**Stored items**
________________
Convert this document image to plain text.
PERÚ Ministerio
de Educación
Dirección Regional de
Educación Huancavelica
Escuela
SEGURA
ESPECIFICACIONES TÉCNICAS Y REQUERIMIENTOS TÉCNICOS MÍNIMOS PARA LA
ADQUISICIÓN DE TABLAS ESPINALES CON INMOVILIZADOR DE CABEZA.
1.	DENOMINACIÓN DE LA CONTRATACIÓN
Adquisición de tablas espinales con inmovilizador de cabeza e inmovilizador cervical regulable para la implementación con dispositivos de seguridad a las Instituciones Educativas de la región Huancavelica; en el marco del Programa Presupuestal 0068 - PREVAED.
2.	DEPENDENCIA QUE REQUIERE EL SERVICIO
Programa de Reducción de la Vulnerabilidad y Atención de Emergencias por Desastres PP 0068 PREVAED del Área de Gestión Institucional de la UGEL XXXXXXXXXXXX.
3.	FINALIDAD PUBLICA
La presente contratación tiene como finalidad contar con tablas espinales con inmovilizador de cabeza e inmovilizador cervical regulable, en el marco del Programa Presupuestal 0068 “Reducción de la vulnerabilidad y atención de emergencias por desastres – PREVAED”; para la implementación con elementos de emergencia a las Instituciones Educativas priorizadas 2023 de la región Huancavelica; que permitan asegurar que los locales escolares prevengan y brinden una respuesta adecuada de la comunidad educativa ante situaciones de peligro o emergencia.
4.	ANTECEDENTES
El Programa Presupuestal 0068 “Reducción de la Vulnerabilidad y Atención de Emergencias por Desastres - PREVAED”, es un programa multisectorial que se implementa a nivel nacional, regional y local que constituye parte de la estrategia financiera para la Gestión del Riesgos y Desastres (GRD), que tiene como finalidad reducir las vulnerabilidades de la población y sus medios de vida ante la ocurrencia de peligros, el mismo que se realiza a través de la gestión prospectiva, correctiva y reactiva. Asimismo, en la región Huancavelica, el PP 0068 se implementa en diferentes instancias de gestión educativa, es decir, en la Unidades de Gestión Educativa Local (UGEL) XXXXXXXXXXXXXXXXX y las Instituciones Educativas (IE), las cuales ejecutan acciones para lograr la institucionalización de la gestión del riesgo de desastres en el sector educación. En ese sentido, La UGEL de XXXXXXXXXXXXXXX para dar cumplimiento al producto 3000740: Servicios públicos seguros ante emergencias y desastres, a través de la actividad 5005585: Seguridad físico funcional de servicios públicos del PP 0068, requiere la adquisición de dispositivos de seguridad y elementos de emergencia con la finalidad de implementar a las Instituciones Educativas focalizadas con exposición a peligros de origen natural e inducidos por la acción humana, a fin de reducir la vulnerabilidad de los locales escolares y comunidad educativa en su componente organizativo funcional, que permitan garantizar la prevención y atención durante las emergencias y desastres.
________________
Locate the lines above that contain "regulable" and copy them.

**Written response**
Adquisición de tablas espinales con inmovilizador de cabeza e inmovilizador cervical regulable para la implementación con dispositivos de seguridad a las Instituciones Educativas de la región Huancavelica; en el marco del Programa Presupuestal 0068 - PREVAED.
La presente contratación tiene como finalidad contar con tablas espinales con inmovilizador de cabeza e inmovilizador cervical regulable, en el marco del Programa Presupuestal 0068 “Reducción de la vulnerabilidad y atención de emergencias por desastres – PREVAED”; para la implementación con elementos de emergencia a las Instituciones Educativas priorizadas 2023 de la región Huancavelica; que permitan asegurar que los locales escolares prevengan y brinden una respuesta adecuada de la comunidad educativa ante situaciones de peligro o emergencia.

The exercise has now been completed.